Region annotation lines:
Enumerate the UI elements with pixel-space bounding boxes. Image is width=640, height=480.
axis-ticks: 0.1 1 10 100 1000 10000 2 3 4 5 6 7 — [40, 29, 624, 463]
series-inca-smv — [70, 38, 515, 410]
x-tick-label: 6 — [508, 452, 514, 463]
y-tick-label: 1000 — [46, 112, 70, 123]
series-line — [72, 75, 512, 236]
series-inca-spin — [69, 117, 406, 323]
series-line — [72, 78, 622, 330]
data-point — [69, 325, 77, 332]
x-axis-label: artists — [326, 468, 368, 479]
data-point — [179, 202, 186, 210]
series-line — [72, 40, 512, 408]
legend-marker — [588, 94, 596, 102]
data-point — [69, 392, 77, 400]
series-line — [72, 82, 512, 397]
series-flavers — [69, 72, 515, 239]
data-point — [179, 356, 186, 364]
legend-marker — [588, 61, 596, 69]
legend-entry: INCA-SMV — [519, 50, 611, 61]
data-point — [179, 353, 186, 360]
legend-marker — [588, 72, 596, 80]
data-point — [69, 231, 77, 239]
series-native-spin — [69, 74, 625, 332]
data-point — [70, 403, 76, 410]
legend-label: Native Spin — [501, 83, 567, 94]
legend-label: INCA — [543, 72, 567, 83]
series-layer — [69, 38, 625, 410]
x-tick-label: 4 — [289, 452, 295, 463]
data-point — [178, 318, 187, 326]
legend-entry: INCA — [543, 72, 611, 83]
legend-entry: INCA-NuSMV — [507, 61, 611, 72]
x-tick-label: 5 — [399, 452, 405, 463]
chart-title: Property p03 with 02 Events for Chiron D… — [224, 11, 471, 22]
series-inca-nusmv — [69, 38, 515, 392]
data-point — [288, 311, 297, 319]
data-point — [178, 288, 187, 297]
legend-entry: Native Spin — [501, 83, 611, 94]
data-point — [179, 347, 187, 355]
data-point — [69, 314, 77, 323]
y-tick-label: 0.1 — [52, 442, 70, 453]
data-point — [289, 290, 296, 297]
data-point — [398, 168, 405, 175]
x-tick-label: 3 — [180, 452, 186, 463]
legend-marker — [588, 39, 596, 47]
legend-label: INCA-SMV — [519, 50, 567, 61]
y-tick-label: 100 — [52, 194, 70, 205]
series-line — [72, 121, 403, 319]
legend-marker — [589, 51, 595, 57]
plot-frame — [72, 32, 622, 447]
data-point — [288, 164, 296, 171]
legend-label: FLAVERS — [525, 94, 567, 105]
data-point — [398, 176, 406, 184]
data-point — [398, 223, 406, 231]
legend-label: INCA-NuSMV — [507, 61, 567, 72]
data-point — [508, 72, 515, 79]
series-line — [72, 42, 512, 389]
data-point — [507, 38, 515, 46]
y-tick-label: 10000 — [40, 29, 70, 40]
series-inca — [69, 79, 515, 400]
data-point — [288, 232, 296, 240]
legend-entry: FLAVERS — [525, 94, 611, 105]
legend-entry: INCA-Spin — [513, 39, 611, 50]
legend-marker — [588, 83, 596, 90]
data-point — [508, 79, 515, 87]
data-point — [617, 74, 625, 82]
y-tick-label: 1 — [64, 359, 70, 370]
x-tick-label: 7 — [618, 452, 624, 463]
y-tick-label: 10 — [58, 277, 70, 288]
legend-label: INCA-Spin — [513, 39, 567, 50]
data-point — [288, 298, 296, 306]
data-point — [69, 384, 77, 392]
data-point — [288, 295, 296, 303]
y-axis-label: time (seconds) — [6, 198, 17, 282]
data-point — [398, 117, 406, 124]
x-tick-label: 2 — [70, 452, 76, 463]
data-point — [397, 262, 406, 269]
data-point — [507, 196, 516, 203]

-- Your task --
Reproduce every line above verbatim, from the first to the last.

-- Answer for the task --
Enumerate the UI elements with pixel-space bounding boxes. Image is width=640, height=480.
axis-ticks: 0.1 1 10 100 1000 10000 2 3 4 5 6 7 — [40, 29, 624, 463]
series-inca-smv — [70, 38, 515, 410]
x-tick-label: 6 — [508, 452, 514, 463]
y-tick-label: 1000 — [46, 112, 70, 123]
series-line — [72, 75, 512, 236]
series-inca-spin — [69, 117, 406, 323]
series-line — [72, 78, 622, 330]
data-point — [69, 325, 77, 332]
x-axis-label: artists — [326, 468, 368, 479]
data-point — [179, 202, 186, 210]
series-line — [72, 40, 512, 408]
legend-marker — [588, 94, 596, 102]
data-point — [69, 392, 77, 400]
series-line — [72, 82, 512, 397]
series-flavers — [69, 72, 515, 239]
data-point — [179, 356, 186, 364]
legend-marker — [588, 61, 596, 69]
legend-entry: INCA-SMV — [519, 50, 611, 61]
data-point — [179, 353, 186, 360]
legend-marker — [588, 72, 596, 80]
data-point — [69, 231, 77, 239]
series-native-spin — [69, 74, 625, 332]
data-point — [70, 403, 76, 410]
legend-label: Native Spin — [501, 83, 567, 94]
legend-label: INCA — [543, 72, 567, 83]
series-layer — [69, 38, 625, 410]
x-tick-label: 4 — [289, 452, 295, 463]
data-point — [178, 318, 187, 326]
legend-entry: INCA — [543, 72, 611, 83]
legend-entry: INCA-NuSMV — [507, 61, 611, 72]
x-tick-label: 5 — [399, 452, 405, 463]
chart-title: Property p03 with 02 Events for Chiron D… — [224, 11, 471, 22]
series-inca-nusmv — [69, 38, 515, 392]
data-point — [288, 311, 297, 319]
data-point — [178, 288, 187, 297]
legend-entry: Native Spin — [501, 83, 611, 94]
data-point — [179, 347, 187, 355]
data-point — [69, 314, 77, 323]
y-tick-label: 0.1 — [52, 442, 70, 453]
data-point — [289, 290, 296, 297]
data-point — [398, 168, 405, 175]
x-tick-label: 3 — [180, 452, 186, 463]
legend-marker — [588, 39, 596, 47]
legend-label: INCA-SMV — [519, 50, 567, 61]
y-tick-label: 100 — [52, 194, 70, 205]
series-line — [72, 121, 403, 319]
legend-marker — [589, 51, 595, 57]
plot-frame — [72, 32, 622, 447]
data-point — [288, 164, 296, 171]
legend-label: FLAVERS — [525, 94, 567, 105]
data-point — [398, 176, 406, 184]
data-point — [398, 223, 406, 231]
legend-label: INCA-NuSMV — [507, 61, 567, 72]
data-point — [508, 72, 515, 79]
series-line — [72, 42, 512, 389]
data-point — [507, 38, 515, 46]
y-tick-label: 10000 — [40, 29, 70, 40]
series-inca — [69, 79, 515, 400]
data-point — [288, 232, 296, 240]
legend-entry: FLAVERS — [525, 94, 611, 105]
legend-entry: INCA-Spin — [513, 39, 611, 50]
legend-marker — [588, 83, 596, 90]
data-point — [508, 79, 515, 87]
data-point — [617, 74, 625, 82]
y-tick-label: 1 — [64, 359, 70, 370]
x-tick-label: 7 — [618, 452, 624, 463]
y-tick-label: 10 — [58, 277, 70, 288]
legend-label: INCA-Spin — [513, 39, 567, 50]
data-point — [288, 298, 296, 306]
data-point — [69, 384, 77, 392]
data-point — [288, 295, 296, 303]
y-axis-label: time (seconds) — [6, 198, 17, 282]
data-point — [398, 117, 406, 124]
x-tick-label: 2 — [70, 452, 76, 463]
data-point — [397, 262, 406, 269]
data-point — [507, 196, 516, 203]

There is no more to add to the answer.